__WHAT TO WORK ON__
Reproduce every record below exactly as it appears.

— start RECORDED DATA —

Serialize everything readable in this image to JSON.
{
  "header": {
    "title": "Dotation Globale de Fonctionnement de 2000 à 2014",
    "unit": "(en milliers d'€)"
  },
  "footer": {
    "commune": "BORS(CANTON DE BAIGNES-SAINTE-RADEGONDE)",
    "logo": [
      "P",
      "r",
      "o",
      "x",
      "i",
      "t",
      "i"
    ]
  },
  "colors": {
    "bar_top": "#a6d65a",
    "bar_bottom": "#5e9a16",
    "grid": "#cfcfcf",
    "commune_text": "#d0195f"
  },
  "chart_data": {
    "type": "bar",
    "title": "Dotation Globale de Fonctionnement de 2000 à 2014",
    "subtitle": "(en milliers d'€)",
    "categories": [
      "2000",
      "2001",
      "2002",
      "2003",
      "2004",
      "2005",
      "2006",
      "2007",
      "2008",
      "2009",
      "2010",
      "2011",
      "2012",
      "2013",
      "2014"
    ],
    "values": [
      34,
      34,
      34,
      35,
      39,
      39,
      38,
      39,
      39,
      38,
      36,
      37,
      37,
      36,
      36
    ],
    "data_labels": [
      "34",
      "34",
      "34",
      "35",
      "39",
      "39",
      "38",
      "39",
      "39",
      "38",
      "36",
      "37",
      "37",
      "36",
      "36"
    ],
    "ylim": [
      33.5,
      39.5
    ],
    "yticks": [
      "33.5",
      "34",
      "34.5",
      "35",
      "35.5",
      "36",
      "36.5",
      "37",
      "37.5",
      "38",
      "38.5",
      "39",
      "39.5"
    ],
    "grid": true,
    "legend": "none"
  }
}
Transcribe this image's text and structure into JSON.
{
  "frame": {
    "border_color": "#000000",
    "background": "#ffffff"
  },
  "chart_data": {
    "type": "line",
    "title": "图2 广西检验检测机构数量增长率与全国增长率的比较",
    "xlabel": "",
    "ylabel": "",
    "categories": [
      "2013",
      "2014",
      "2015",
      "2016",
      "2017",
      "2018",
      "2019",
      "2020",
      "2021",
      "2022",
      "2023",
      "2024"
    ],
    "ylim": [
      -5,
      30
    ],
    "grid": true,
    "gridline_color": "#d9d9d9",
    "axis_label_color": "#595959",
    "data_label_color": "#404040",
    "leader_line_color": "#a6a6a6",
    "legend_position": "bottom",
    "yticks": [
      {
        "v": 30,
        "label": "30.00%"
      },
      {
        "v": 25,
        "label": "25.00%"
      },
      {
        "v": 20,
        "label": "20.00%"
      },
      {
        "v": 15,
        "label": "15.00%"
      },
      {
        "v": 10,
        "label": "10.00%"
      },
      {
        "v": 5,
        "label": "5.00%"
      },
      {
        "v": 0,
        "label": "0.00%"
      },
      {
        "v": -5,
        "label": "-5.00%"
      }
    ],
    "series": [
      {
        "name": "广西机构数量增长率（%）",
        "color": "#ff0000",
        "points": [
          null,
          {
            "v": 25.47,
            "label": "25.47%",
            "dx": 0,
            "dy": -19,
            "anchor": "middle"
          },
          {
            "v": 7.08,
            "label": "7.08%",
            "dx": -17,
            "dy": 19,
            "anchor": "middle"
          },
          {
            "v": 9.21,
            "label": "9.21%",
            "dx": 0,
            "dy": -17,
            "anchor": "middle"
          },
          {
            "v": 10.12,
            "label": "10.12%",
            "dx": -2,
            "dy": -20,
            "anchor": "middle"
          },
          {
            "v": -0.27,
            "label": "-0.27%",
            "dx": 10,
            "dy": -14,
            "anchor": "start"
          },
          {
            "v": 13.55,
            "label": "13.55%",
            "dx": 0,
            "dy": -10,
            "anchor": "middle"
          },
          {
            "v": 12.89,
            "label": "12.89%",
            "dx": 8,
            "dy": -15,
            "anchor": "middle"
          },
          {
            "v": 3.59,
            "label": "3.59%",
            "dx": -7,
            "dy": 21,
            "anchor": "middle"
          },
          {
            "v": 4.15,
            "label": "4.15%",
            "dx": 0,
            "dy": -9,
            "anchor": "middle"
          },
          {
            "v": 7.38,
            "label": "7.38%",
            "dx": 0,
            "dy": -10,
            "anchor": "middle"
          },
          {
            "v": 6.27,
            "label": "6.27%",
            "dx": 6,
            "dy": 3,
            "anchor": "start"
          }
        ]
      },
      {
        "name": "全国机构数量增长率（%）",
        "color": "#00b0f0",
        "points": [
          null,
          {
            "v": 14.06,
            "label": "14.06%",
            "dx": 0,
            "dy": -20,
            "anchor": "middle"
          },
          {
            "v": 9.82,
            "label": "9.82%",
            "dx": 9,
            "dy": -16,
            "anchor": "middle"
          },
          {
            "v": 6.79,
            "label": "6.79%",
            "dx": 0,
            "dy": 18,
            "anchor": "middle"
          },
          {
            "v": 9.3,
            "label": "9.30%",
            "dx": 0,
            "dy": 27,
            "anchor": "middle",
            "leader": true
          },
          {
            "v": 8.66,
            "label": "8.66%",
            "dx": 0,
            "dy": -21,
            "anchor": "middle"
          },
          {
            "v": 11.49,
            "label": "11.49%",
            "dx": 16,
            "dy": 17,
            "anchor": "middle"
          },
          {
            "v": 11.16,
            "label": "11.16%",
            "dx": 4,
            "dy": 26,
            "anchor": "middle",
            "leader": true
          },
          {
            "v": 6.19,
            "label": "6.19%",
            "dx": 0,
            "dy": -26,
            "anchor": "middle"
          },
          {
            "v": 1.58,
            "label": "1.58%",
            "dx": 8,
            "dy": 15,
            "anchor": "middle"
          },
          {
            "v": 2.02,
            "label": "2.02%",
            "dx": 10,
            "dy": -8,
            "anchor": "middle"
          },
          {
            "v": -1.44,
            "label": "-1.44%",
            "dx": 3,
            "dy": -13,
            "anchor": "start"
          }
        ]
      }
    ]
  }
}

— end RECORDED DATA —

__FULL RESPONSE__
Serialize everything readable in this image to JSON.
{
  "header": {
    "title": "Dotation Globale de Fonctionnement de 2000 à 2014",
    "unit": "(en milliers d'€)"
  },
  "footer": {
    "commune": "BORS(CANTON DE BAIGNES-SAINTE-RADEGONDE)",
    "logo": [
      "P",
      "r",
      "o",
      "x",
      "i",
      "t",
      "i"
    ]
  },
  "colors": {
    "bar_top": "#a6d65a",
    "bar_bottom": "#5e9a16",
    "grid": "#cfcfcf",
    "commune_text": "#d0195f"
  },
  "chart_data": {
    "type": "bar",
    "title": "Dotation Globale de Fonctionnement de 2000 à 2014",
    "subtitle": "(en milliers d'€)",
    "categories": [
      "2000",
      "2001",
      "2002",
      "2003",
      "2004",
      "2005",
      "2006",
      "2007",
      "2008",
      "2009",
      "2010",
      "2011",
      "2012",
      "2013",
      "2014"
    ],
    "values": [
      34,
      34,
      34,
      35,
      39,
      39,
      38,
      39,
      39,
      38,
      36,
      37,
      37,
      36,
      36
    ],
    "data_labels": [
      "34",
      "34",
      "34",
      "35",
      "39",
      "39",
      "38",
      "39",
      "39",
      "38",
      "36",
      "37",
      "37",
      "36",
      "36"
    ],
    "ylim": [
      33.5,
      39.5
    ],
    "yticks": [
      "33.5",
      "34",
      "34.5",
      "35",
      "35.5",
      "36",
      "36.5",
      "37",
      "37.5",
      "38",
      "38.5",
      "39",
      "39.5"
    ],
    "grid": true,
    "legend": "none"
  }
}
Transcribe this image's text and structure into JSON.
{
  "frame": {
    "border_color": "#000000",
    "background": "#ffffff"
  },
  "chart_data": {
    "type": "line",
    "title": "图2 广西检验检测机构数量增长率与全国增长率的比较",
    "xlabel": "",
    "ylabel": "",
    "categories": [
      "2013",
      "2014",
      "2015",
      "2016",
      "2017",
      "2018",
      "2019",
      "2020",
      "2021",
      "2022",
      "2023",
      "2024"
    ],
    "ylim": [
      -5,
      30
    ],
    "grid": true,
    "gridline_color": "#d9d9d9",
    "axis_label_color": "#595959",
    "data_label_color": "#404040",
    "leader_line_color": "#a6a6a6",
    "legend_position": "bottom",
    "yticks": [
      {
        "v": 30,
        "label": "30.00%"
      },
      {
        "v": 25,
        "label": "25.00%"
      },
      {
        "v": 20,
        "label": "20.00%"
      },
      {
        "v": 15,
        "label": "15.00%"
      },
      {
        "v": 10,
        "label": "10.00%"
      },
      {
        "v": 5,
        "label": "5.00%"
      },
      {
        "v": 0,
        "label": "0.00%"
      },
      {
        "v": -5,
        "label": "-5.00%"
      }
    ],
    "series": [
      {
        "name": "广西机构数量增长率（%）",
        "color": "#ff0000",
        "points": [
          null,
          {
            "v": 25.47,
            "label": "25.47%",
            "dx": 0,
            "dy": -19,
            "anchor": "middle"
          },
          {
            "v": 7.08,
            "label": "7.08%",
            "dx": -17,
            "dy": 19,
            "anchor": "middle"
          },
          {
            "v": 9.21,
            "label": "9.21%",
            "dx": 0,
            "dy": -17,
            "anchor": "middle"
          },
          {
            "v": 10.12,
            "label": "10.12%",
            "dx": -2,
            "dy": -20,
            "anchor": "middle"
          },
          {
            "v": -0.27,
            "label": "-0.27%",
            "dx": 10,
            "dy": -14,
            "anchor": "start"
          },
          {
            "v": 13.55,
            "label": "13.55%",
            "dx": 0,
            "dy": -10,
            "anchor": "middle"
          },
          {
            "v": 12.89,
            "label": "12.89%",
            "dx": 8,
            "dy": -15,
            "anchor": "middle"
          },
          {
            "v": 3.59,
            "label": "3.59%",
            "dx": -7,
            "dy": 21,
            "anchor": "middle"
          },
          {
            "v": 4.15,
            "label": "4.15%",
            "dx": 0,
            "dy": -9,
            "anchor": "middle"
          },
          {
            "v": 7.38,
            "label": "7.38%",
            "dx": 0,
            "dy": -10,
            "anchor": "middle"
          },
          {
            "v": 6.27,
            "label": "6.27%",
            "dx": 6,
            "dy": 3,
            "anchor": "start"
          }
        ]
      },
      {
        "name": "全国机构数量增长率（%）",
        "color": "#00b0f0",
        "points": [
          null,
          {
            "v": 14.06,
            "label": "14.06%",
            "dx": 0,
            "dy": -20,
            "anchor": "middle"
          },
          {
            "v": 9.82,
            "label": "9.82%",
            "dx": 9,
            "dy": -16,
            "anchor": "middle"
          },
          {
            "v": 6.79,
            "label": "6.79%",
            "dx": 0,
            "dy": 18,
            "anchor": "middle"
          },
          {
            "v": 9.3,
            "label": "9.30%",
            "dx": 0,
            "dy": 27,
            "anchor": "middle",
            "leader": true
          },
          {
            "v": 8.66,
            "label": "8.66%",
            "dx": 0,
            "dy": -21,
            "anchor": "middle"
          },
          {
            "v": 11.49,
            "label": "11.49%",
            "dx": 16,
            "dy": 17,
            "anchor": "middle"
          },
          {
            "v": 11.16,
            "label": "11.16%",
            "dx": 4,
            "dy": 26,
            "anchor": "middle",
            "leader": true
          },
          {
            "v": 6.19,
            "label": "6.19%",
            "dx": 0,
            "dy": -26,
            "anchor": "middle"
          },
          {
            "v": 1.58,
            "label": "1.58%",
            "dx": 8,
            "dy": 15,
            "anchor": "middle"
          },
          {
            "v": 2.02,
            "label": "2.02%",
            "dx": 10,
            "dy": -8,
            "anchor": "middle"
          },
          {
            "v": -1.44,
            "label": "-1.44%",
            "dx": 3,
            "dy": -13,
            "anchor": "start"
          }
        ]
      }
    ]
  }
}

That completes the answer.